Separate out the lines that hold "JSON".

MATERIAL FOR THIS EXERCISE –

-- BEGIN --

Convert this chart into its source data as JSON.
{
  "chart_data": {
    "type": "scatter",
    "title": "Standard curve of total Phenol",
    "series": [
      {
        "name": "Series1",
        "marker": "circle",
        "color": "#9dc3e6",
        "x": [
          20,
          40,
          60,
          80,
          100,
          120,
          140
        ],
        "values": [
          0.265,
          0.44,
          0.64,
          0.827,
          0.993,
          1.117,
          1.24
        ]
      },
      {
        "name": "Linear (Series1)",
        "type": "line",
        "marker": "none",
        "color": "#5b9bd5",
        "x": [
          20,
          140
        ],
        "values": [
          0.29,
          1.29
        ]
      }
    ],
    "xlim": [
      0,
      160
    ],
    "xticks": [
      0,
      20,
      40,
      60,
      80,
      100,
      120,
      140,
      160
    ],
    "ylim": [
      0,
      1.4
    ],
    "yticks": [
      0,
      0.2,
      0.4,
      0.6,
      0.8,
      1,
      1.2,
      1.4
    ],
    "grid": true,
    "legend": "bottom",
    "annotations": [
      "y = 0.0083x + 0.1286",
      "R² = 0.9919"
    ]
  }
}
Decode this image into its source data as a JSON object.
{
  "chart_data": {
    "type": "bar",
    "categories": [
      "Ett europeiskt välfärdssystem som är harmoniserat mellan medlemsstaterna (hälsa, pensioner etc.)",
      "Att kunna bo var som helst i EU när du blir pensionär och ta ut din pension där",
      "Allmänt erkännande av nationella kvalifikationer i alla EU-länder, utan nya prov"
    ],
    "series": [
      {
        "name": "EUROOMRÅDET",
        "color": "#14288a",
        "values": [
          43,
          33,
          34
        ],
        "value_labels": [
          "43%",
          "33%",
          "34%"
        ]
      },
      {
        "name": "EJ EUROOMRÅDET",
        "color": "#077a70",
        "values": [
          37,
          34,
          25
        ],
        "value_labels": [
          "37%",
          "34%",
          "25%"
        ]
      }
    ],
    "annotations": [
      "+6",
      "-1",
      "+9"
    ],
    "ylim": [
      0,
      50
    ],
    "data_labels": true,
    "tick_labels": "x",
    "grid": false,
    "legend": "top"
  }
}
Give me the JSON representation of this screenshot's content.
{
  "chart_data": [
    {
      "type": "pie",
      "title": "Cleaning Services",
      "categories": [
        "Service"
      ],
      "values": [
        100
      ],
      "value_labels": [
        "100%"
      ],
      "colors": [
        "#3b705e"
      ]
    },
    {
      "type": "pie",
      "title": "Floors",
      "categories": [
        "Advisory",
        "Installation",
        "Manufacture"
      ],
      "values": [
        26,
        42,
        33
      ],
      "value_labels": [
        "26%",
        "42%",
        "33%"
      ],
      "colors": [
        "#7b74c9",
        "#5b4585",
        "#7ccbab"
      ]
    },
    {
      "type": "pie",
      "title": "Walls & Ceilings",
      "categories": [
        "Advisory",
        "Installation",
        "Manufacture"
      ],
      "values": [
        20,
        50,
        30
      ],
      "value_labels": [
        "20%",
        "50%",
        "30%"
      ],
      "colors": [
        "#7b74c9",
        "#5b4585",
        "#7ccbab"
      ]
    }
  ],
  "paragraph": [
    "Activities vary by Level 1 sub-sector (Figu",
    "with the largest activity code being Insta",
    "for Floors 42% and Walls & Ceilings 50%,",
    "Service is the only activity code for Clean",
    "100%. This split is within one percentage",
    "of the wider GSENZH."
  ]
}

-- END --

CORRECT RESULT –
Convert this chart into its source data as JSON.
Decode this image into its source data as a JSON object.
Give me the JSON representation of this screenshot's content.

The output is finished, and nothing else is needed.